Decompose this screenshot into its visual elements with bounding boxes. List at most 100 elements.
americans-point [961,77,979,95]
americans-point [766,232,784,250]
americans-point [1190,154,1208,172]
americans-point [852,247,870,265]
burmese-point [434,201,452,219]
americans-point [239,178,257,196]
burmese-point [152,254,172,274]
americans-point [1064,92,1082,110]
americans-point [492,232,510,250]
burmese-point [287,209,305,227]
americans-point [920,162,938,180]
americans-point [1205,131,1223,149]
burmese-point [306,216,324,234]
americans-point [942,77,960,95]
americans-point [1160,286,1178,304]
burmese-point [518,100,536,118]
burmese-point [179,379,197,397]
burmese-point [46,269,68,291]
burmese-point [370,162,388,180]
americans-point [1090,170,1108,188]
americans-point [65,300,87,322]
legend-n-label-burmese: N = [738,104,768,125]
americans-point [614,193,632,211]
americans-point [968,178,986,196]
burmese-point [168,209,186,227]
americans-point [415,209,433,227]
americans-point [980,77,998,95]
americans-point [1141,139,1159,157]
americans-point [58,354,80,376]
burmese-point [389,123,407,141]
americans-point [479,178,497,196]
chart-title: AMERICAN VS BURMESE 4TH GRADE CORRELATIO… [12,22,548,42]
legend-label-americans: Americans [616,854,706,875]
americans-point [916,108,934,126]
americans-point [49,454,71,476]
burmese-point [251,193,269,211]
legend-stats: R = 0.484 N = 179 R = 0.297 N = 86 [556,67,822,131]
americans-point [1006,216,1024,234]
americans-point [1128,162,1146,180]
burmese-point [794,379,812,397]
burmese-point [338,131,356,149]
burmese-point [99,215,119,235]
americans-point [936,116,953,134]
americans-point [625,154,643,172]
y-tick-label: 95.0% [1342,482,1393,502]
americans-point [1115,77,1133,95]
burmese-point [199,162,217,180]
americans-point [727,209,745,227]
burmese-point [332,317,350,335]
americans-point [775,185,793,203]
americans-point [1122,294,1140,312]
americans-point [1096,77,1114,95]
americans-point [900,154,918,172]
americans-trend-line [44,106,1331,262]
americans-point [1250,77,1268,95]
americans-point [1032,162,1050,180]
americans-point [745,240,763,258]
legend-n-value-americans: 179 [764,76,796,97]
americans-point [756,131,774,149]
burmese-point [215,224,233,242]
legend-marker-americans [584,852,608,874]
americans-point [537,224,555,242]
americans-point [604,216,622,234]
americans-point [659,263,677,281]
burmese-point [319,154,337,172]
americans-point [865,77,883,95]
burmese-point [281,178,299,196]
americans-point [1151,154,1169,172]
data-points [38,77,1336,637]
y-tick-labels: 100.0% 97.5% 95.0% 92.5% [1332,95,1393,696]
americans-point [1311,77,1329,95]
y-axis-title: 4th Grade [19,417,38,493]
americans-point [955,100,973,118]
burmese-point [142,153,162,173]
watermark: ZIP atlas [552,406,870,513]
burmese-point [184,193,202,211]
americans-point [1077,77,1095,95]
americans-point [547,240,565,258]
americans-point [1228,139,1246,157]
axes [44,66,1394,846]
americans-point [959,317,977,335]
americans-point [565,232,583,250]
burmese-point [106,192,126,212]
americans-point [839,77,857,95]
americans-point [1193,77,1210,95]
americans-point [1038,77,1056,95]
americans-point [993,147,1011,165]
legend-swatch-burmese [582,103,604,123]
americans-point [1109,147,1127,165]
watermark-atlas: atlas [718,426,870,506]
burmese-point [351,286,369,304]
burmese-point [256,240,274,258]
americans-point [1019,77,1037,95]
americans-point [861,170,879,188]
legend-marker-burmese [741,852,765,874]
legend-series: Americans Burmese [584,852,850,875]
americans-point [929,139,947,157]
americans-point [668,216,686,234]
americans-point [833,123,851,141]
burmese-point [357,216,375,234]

### Short exercise:
Render the lines of the listing as a JSON list of strings, one string per line and with blank lines left out. Start at the first line of the listing and end at the line containing "y-tick-label: 95.0% [1342,482,1393,502]", including both.

### Written solution:
[
  "Decompose this screenshot into its visual elements with bounding boxes. List at most 100 elements.",
  "americans-point [961,77,979,95]",
  "americans-point [766,232,784,250]",
  "americans-point [1190,154,1208,172]",
  "americans-point [852,247,870,265]",
  "burmese-point [434,201,452,219]",
  "americans-point [239,178,257,196]",
  "burmese-point [152,254,172,274]",
  "americans-point [1064,92,1082,110]",
  "americans-point [492,232,510,250]",
  "burmese-point [287,209,305,227]",
  "americans-point [920,162,938,180]",
  "americans-point [1205,131,1223,149]",
  "burmese-point [306,216,324,234]",
  "americans-point [942,77,960,95]",
  "americans-point [1160,286,1178,304]",
  "burmese-point [518,100,536,118]",
  "burmese-point [179,379,197,397]",
  "burmese-point [46,269,68,291]",
  "burmese-point [370,162,388,180]",
  "americans-point [1090,170,1108,188]",
  "americans-point [65,300,87,322]",
  "legend-n-label-burmese: N = [738,104,768,125]",
  "americans-point [614,193,632,211]",
  "americans-point [968,178,986,196]",
  "burmese-point [168,209,186,227]",
  "americans-point [415,209,433,227]",
  "americans-point [980,77,998,95]",
  "americans-point [1141,139,1159,157]",
  "americans-point [58,354,80,376]",
  "burmese-point [389,123,407,141]",
  "americans-point [479,178,497,196]",
  "chart-title: AMERICAN VS BURMESE 4TH GRADE CORRELATIO… [12,22,548,42]",
  "legend-label-americans: Americans [616,854,706,875]",
  "americans-point [916,108,934,126]",
  "americans-point [49,454,71,476]",
  "burmese-point [251,193,269,211]",
  "legend-stats: R = 0.484 N = 179 R = 0.297 N = 86 [556,67,822,131]",
  "americans-point [1006,216,1024,234]",
  "americans-point [1128,162,1146,180]",
  "burmese-point [794,379,812,397]",
  "burmese-point [338,131,356,149]",
  "burmese-point [99,215,119,235]",
  "americans-point [936,116,953,134]",
  "americans-point [625,154,643,172]",
  "y-tick-label: 95.0% [1342,482,1393,502]"
]